### EXERCISE REQUIREMENTS
Reproduce the full listing that appears beneath this instruction exactly.

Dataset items

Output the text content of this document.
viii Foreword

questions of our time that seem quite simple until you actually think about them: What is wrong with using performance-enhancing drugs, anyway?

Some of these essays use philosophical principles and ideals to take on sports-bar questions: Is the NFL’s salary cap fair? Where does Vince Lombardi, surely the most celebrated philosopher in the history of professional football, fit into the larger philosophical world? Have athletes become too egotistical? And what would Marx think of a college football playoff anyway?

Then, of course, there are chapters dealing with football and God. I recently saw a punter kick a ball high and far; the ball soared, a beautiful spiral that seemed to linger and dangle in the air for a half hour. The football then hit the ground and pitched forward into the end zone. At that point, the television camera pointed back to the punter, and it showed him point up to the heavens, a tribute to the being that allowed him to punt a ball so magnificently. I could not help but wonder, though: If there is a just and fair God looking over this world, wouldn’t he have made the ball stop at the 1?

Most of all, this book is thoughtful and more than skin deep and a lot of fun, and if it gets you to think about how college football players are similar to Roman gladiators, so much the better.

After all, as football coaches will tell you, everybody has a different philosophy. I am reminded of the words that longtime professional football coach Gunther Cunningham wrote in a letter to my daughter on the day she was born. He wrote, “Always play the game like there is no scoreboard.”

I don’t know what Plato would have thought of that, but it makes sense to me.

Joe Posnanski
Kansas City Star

### TASK RESPONSE
Output the text content of this document.
viii Foreword

questions of our time that seem quite simple until you actually think about them: What is wrong with using performance-enhancing drugs, anyway?

Some of these essays use philosophical principles and ideals to take on sports-bar questions: Is the NFL’s salary cap fair? Where does Vince Lombardi, surely the most celebrated philosopher in the history of professional football, fit into the larger philosophical world? Have athletes become too egotistical? And what would Marx think of a college football playoff anyway?

Then, of course, there are chapters dealing with football and God. I recently saw a punter kick a ball high and far; the ball soared, a beautiful spiral that seemed to linger and dangle in the air for a half hour. The football then hit the ground and pitched forward into the end zone. At that point, the television camera pointed back to the punter, and it showed him point up to the heavens, a tribute to the being that allowed him to punt a ball so magnificently. I could not help but wonder, though: If there is a just and fair God looking over this world, wouldn’t he have made the ball stop at the 1?

Most of all, this book is thoughtful and more than skin deep and a lot of fun, and if it gets you to think about how college football players are similar to Roman gladiators, so much the better.

After all, as football coaches will tell you, everybody has a different philosophy. I am reminded of the words that longtime professional football coach Gunther Cunningham wrote in a letter to my daughter on the day she was born. He wrote, “Always play the game like there is no scoreboard.”

I don’t know what Plato would have thought of that, but it makes sense to me.

Joe Posnanski
Kansas City Star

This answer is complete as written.